Written instruction
Reproduce every entry exactly as shown.

Records for processing

········

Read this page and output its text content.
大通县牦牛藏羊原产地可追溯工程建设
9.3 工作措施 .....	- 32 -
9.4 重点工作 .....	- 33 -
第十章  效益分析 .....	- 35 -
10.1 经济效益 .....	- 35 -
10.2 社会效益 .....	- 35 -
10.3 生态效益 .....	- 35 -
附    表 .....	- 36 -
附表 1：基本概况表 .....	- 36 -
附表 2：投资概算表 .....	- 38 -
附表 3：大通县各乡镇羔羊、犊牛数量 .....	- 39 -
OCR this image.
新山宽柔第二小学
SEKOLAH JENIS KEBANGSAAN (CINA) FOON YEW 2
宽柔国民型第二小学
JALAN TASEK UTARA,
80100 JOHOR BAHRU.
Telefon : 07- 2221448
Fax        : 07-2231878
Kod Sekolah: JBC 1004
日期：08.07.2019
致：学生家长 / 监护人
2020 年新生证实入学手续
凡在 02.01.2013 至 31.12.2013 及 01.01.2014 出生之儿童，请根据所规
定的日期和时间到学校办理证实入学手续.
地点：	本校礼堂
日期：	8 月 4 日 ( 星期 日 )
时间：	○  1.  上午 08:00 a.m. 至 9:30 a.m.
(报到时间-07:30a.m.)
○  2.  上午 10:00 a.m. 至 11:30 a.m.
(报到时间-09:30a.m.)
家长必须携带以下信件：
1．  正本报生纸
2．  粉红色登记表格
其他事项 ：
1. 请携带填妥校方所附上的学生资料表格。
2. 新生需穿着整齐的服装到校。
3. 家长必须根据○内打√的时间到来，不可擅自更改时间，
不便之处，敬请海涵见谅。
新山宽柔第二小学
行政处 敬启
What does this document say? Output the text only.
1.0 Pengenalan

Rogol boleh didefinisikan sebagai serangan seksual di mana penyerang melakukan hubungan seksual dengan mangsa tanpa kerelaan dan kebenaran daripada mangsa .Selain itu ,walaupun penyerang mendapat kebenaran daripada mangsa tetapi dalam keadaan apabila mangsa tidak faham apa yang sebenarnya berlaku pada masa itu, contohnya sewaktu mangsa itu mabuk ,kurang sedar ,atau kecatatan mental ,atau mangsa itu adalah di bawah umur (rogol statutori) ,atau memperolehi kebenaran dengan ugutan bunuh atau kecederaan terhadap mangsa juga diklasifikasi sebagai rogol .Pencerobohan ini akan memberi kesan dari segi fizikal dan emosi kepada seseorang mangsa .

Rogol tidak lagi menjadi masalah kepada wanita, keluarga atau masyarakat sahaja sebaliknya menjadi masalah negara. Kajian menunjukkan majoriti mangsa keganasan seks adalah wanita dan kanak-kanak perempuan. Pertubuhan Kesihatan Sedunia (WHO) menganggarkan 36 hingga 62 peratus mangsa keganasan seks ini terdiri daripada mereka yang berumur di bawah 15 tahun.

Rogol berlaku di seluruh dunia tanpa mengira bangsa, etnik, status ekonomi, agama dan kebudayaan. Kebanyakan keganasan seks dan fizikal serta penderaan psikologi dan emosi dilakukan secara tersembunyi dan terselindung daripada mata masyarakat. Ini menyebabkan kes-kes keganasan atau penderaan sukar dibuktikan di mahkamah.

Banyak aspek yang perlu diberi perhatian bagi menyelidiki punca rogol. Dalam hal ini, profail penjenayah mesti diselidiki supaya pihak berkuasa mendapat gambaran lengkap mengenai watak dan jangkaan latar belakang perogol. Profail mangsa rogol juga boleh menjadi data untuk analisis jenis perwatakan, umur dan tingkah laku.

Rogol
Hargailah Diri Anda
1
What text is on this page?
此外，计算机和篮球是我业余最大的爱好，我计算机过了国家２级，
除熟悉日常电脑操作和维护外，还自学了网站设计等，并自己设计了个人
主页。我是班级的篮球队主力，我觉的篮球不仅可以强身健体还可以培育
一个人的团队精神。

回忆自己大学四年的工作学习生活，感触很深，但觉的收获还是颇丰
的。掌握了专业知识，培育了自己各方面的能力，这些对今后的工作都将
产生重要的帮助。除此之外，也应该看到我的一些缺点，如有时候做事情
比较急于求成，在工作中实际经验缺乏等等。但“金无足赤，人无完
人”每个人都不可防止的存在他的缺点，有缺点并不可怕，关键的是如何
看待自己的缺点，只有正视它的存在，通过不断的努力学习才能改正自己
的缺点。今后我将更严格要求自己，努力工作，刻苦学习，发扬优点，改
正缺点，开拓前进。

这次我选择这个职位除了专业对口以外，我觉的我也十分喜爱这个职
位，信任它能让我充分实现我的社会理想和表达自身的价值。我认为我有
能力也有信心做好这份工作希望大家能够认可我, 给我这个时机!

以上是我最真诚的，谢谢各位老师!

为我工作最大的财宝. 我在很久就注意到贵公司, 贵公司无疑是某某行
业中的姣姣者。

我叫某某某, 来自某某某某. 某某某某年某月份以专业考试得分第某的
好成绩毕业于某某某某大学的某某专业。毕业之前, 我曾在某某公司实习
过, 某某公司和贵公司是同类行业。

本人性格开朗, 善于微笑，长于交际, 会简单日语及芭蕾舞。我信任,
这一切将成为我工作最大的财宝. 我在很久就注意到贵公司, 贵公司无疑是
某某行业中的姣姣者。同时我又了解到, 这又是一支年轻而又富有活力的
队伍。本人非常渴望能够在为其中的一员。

········

Correct result
Read this page and output its text content.
大通县牦牛藏羊原产地可追溯工程建设
9.3 工作措施 .....	- 32 -
9.4 重点工作 .....	- 33 -
第十章  效益分析 .....	- 35 -
10.1 经济效益 .....	- 35 -
10.2 社会效益 .....	- 35 -
10.3 生态效益 .....	- 35 -
附    表 .....	- 36 -
附表 1：基本概况表 .....	- 36 -
附表 2：投资概算表 .....	- 38 -
附表 3：大通县各乡镇羔羊、犊牛数量 .....	- 39 -
OCR this image.
新山宽柔第二小学
SEKOLAH JENIS KEBANGSAAN (CINA) FOON YEW 2
宽柔国民型第二小学
JALAN TASEK UTARA,
80100 JOHOR BAHRU.
Telefon : 07- 2221448
Fax        : 07-2231878
Kod Sekolah: JBC 1004
日期：08.07.2019
致：学生家长 / 监护人
2020 年新生证实入学手续
凡在 02.01.2013 至 31.12.2013 及 01.01.2014 出生之儿童，请根据所规
定的日期和时间到学校办理证实入学手续.
地点：	本校礼堂
日期：	8 月 4 日 ( 星期 日 )
时间：	○  1.  上午 08:00 a.m. 至 9:30 a.m.
(报到时间-07:30a.m.)
○  2.  上午 10:00 a.m. 至 11:30 a.m.
(报到时间-09:30a.m.)
家长必须携带以下信件：
1．  正本报生纸
2．  粉红色登记表格
其他事项 ：
1. 请携带填妥校方所附上的学生资料表格。
2. 新生需穿着整齐的服装到校。
3. 家长必须根据○内打√的时间到来，不可擅自更改时间，
不便之处，敬请海涵见谅。
新山宽柔第二小学
行政处 敬启
What does this document say? Output the text only.
1.0 Pengenalan

Rogol boleh didefinisikan sebagai serangan seksual di mana penyerang melakukan hubungan seksual dengan mangsa tanpa kerelaan dan kebenaran daripada mangsa .Selain itu ,walaupun penyerang mendapat kebenaran daripada mangsa tetapi dalam keadaan apabila mangsa tidak faham apa yang sebenarnya berlaku pada masa itu, contohnya sewaktu mangsa itu mabuk ,kurang sedar ,atau kecatatan mental ,atau mangsa itu adalah di bawah umur (rogol statutori) ,atau memperolehi kebenaran dengan ugutan bunuh atau kecederaan terhadap mangsa juga diklasifikasi sebagai rogol .Pencerobohan ini akan memberi kesan dari segi fizikal dan emosi kepada seseorang mangsa .

Rogol tidak lagi menjadi masalah kepada wanita, keluarga atau masyarakat sahaja sebaliknya menjadi masalah negara. Kajian menunjukkan majoriti mangsa keganasan seks adalah wanita dan kanak-kanak perempuan. Pertubuhan Kesihatan Sedunia (WHO) menganggarkan 36 hingga 62 peratus mangsa keganasan seks ini terdiri daripada mereka yang berumur di bawah 15 tahun.

Rogol berlaku di seluruh dunia tanpa mengira bangsa, etnik, status ekonomi, agama dan kebudayaan. Kebanyakan keganasan seks dan fizikal serta penderaan psikologi dan emosi dilakukan secara tersembunyi dan terselindung daripada mata masyarakat. Ini menyebabkan kes-kes keganasan atau penderaan sukar dibuktikan di mahkamah.

Banyak aspek yang perlu diberi perhatian bagi menyelidiki punca rogol. Dalam hal ini, profail penjenayah mesti diselidiki supaya pihak berkuasa mendapat gambaran lengkap mengenai watak dan jangkaan latar belakang perogol. Profail mangsa rogol juga boleh menjadi data untuk analisis jenis perwatakan, umur dan tingkah laku.

Rogol
Hargailah Diri Anda
1
What text is on this page?
此外，计算机和篮球是我业余最大的爱好，我计算机过了国家２级，
除熟悉日常电脑操作和维护外，还自学了网站设计等，并自己设计了个人
主页。我是班级的篮球队主力，我觉的篮球不仅可以强身健体还可以培育
一个人的团队精神。

回忆自己大学四年的工作学习生活，感触很深，但觉的收获还是颇丰
的。掌握了专业知识，培育了自己各方面的能力，这些对今后的工作都将
产生重要的帮助。除此之外，也应该看到我的一些缺点，如有时候做事情
比较急于求成，在工作中实际经验缺乏等等。但“金无足赤，人无完
人”每个人都不可防止的存在他的缺点，有缺点并不可怕，关键的是如何
看待自己的缺点，只有正视它的存在，通过不断的努力学习才能改正自己
的缺点。今后我将更严格要求自己，努力工作，刻苦学习，发扬优点，改
正缺点，开拓前进。

这次我选择这个职位除了专业对口以外，我觉的我也十分喜爱这个职
位，信任它能让我充分实现我的社会理想和表达自身的价值。我认为我有
能力也有信心做好这份工作希望大家能够认可我, 给我这个时机!

以上是我最真诚的，谢谢各位老师!

为我工作最大的财宝. 我在很久就注意到贵公司, 贵公司无疑是某某行
业中的姣姣者。

我叫某某某, 来自某某某某. 某某某某年某月份以专业考试得分第某的
好成绩毕业于某某某某大学的某某专业。毕业之前, 我曾在某某公司实习
过, 某某公司和贵公司是同类行业。

本人性格开朗, 善于微笑，长于交际, 会简单日语及芭蕾舞。我信任,
这一切将成为我工作最大的财宝. 我在很久就注意到贵公司, 贵公司无疑是
某某行业中的姣姣者。同时我又了解到, 这又是一支年轻而又富有活力的
队伍。本人非常渴望能够在为其中的一员。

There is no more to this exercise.